(Stored data entries)

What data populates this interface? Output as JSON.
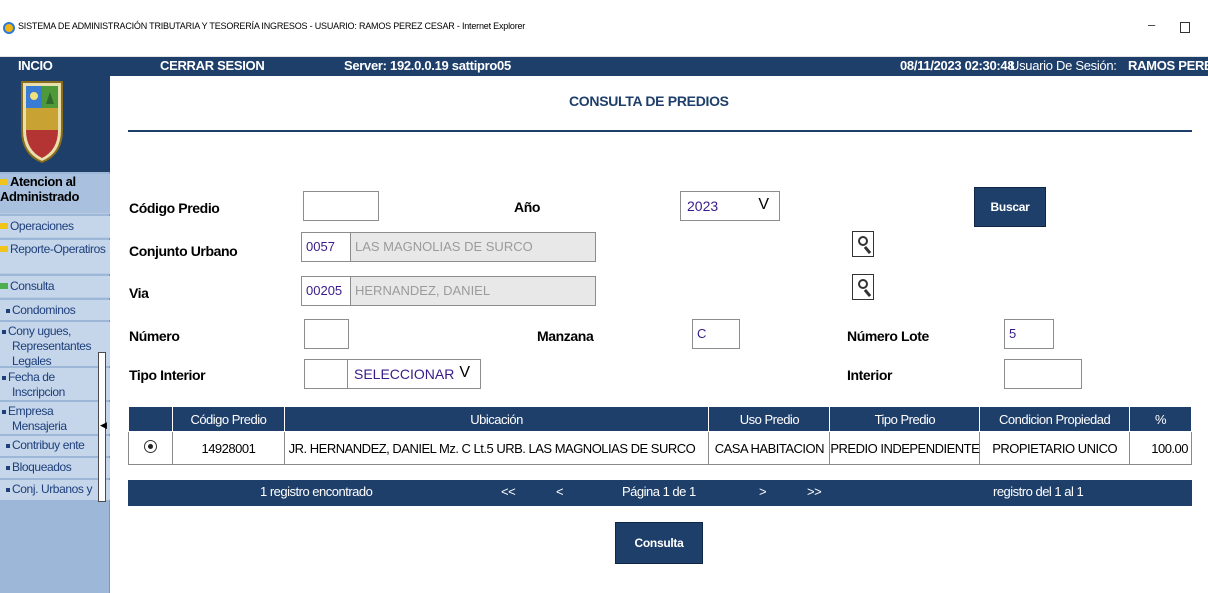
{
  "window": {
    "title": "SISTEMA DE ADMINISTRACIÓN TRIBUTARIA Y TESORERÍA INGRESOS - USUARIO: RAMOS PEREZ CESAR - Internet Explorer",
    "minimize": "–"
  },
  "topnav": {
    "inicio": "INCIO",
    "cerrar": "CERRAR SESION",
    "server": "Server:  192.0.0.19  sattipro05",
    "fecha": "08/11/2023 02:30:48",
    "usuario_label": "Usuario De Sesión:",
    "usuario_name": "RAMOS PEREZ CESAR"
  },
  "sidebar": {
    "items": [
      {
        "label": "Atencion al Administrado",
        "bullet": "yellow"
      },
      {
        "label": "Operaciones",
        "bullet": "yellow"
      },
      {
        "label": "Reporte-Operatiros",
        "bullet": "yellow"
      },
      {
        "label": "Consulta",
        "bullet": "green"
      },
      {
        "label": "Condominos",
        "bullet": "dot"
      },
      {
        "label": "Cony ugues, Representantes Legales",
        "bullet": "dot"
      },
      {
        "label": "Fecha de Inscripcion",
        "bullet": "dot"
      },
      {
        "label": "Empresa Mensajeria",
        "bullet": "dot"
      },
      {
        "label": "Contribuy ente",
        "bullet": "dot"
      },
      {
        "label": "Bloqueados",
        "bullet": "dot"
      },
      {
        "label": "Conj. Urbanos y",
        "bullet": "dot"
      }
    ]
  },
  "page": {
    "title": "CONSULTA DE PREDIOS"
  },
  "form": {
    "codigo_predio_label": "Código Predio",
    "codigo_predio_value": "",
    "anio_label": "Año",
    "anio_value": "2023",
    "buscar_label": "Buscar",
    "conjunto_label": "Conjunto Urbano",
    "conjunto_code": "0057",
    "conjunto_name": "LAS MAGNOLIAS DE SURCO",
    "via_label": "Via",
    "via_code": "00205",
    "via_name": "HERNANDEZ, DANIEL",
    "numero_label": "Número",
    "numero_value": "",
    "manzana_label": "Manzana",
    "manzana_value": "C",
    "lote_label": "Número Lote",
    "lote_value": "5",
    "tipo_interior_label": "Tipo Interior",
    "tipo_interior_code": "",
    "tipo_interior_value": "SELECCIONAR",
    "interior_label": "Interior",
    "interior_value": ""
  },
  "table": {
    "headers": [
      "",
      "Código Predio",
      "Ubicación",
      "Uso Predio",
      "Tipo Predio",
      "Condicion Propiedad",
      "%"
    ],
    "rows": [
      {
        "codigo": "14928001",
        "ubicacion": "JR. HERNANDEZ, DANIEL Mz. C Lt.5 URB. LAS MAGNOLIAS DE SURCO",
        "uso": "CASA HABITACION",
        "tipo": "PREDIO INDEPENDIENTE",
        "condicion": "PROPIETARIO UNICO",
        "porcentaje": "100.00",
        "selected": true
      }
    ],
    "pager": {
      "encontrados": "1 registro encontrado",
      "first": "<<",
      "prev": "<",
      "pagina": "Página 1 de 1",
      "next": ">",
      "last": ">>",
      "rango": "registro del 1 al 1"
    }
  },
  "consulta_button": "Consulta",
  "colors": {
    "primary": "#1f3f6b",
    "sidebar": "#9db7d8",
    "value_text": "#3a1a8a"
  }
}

--

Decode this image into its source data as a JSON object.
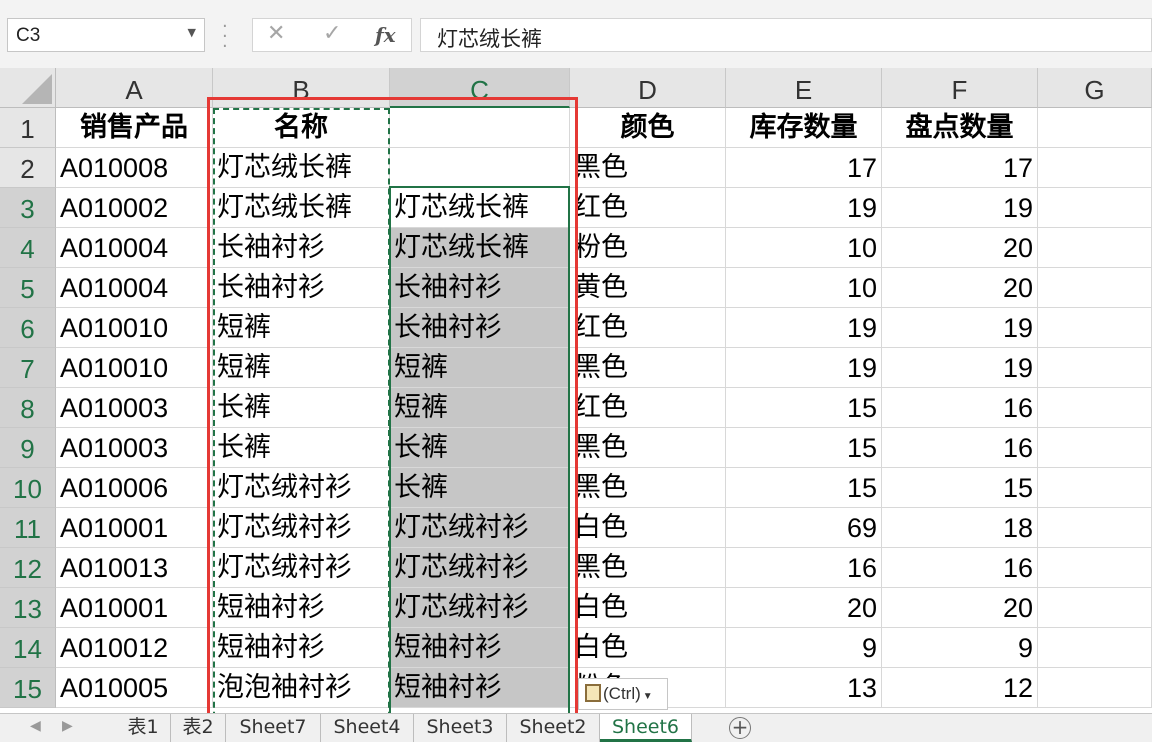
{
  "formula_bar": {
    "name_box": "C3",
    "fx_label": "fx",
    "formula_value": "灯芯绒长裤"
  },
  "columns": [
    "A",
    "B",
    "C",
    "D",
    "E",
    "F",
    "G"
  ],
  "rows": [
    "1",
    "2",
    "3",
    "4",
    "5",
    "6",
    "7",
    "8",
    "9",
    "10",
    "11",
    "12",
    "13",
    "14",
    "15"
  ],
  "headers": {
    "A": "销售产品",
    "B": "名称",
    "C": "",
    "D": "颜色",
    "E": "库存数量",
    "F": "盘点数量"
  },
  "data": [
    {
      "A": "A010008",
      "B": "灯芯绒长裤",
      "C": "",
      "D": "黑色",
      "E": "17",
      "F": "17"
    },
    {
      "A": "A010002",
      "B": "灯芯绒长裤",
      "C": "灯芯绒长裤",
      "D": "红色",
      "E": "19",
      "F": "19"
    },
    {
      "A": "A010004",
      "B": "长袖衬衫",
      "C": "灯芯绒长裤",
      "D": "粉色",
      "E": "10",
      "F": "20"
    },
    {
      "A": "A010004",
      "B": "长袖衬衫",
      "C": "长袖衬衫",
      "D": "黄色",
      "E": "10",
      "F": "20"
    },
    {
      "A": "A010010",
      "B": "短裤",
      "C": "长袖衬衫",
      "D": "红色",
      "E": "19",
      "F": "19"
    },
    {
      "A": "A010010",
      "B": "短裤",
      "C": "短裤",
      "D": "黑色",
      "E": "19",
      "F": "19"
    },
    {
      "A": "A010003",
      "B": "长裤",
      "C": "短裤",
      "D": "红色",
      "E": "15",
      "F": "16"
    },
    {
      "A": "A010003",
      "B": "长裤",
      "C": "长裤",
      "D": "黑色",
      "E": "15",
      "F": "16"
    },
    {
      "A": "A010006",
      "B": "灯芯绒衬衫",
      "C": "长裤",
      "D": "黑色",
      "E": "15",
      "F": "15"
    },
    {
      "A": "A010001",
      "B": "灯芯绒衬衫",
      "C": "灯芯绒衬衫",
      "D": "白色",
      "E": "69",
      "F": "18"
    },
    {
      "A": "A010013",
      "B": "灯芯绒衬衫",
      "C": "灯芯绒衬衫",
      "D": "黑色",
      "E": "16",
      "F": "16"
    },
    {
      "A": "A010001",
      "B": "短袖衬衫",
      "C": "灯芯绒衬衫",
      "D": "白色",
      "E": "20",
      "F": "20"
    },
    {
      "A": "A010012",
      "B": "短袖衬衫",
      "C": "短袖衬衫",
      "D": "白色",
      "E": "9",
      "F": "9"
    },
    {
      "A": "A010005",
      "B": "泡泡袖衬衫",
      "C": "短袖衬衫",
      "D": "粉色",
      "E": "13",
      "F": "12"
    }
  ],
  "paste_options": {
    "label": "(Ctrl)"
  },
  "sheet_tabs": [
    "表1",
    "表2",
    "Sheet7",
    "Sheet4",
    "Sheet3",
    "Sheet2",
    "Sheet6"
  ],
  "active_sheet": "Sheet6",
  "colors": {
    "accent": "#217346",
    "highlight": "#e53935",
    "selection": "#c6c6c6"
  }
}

**DIRECTION:** Gather from the records above every line containing the string "title".

**ANSWER TO THE TASK:**
    "title": "SISTEMA DE ADMINISTRACIÓN TRIBUTARIA Y TESORERÍA INGRESOS - USUARIO: RAMOS PEREZ CESAR - Internet Explorer",
    "title": "CONSULTA DE PREDIOS"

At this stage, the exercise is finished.